**DATA FOR THIS EXERCISE**
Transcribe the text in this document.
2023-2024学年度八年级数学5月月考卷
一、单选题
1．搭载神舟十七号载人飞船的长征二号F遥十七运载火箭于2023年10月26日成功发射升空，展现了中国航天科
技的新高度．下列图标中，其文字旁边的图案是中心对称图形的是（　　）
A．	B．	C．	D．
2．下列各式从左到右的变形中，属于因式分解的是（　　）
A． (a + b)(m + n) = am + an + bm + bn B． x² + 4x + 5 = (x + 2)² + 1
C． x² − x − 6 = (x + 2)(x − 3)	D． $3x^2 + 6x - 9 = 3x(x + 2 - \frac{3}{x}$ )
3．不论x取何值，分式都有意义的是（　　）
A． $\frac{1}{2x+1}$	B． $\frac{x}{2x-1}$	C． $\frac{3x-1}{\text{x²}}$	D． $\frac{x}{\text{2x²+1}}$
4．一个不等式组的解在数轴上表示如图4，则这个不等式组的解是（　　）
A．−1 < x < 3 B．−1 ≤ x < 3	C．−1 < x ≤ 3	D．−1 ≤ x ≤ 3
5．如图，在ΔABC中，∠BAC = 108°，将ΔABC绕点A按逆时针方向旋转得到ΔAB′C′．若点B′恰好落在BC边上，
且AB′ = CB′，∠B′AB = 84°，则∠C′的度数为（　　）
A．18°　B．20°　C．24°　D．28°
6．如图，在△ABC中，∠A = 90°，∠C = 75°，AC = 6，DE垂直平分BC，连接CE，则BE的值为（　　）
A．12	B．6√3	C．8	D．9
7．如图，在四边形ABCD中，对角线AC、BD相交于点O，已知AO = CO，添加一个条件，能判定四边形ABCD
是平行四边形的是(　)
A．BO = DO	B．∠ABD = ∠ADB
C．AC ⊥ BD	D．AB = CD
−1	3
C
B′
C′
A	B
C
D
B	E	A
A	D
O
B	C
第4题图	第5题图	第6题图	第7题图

**OBJECTIVE**
Copy every record exactly, with nothing added or dropped.

**SOLUTION TO THE PROBLEM**
Transcribe the text in this document.
2023-2024学年度八年级数学5月月考卷
一、单选题
1．搭载神舟十七号载人飞船的长征二号F遥十七运载火箭于2023年10月26日成功发射升空，展现了中国航天科
技的新高度．下列图标中，其文字旁边的图案是中心对称图形的是（　　）
A．	B．	C．	D．
2．下列各式从左到右的变形中，属于因式分解的是（　　）
A． (a + b)(m + n) = am + an + bm + bn B． x² + 4x + 5 = (x + 2)² + 1
C． x² − x − 6 = (x + 2)(x − 3)	D． $3x^2 + 6x - 9 = 3x(x + 2 - \frac{3}{x}$ )
3．不论x取何值，分式都有意义的是（　　）
A． $\frac{1}{2x+1}$	B． $\frac{x}{2x-1}$	C． $\frac{3x-1}{\text{x²}}$	D． $\frac{x}{\text{2x²+1}}$
4．一个不等式组的解在数轴上表示如图4，则这个不等式组的解是（　　）
A．−1 < x < 3 B．−1 ≤ x < 3	C．−1 < x ≤ 3	D．−1 ≤ x ≤ 3
5．如图，在ΔABC中，∠BAC = 108°，将ΔABC绕点A按逆时针方向旋转得到ΔAB′C′．若点B′恰好落在BC边上，
且AB′ = CB′，∠B′AB = 84°，则∠C′的度数为（　　）
A．18°　B．20°　C．24°　D．28°
6．如图，在△ABC中，∠A = 90°，∠C = 75°，AC = 6，DE垂直平分BC，连接CE，则BE的值为（　　）
A．12	B．6√3	C．8	D．9
7．如图，在四边形ABCD中，对角线AC、BD相交于点O，已知AO = CO，添加一个条件，能判定四边形ABCD
是平行四边形的是(　)
A．BO = DO	B．∠ABD = ∠ADB
C．AC ⊥ BD	D．AB = CD
−1	3
C
B′
C′
A	B
C
D
B	E	A
A	D
O
B	C
第4题图	第5题图	第6题图	第7题图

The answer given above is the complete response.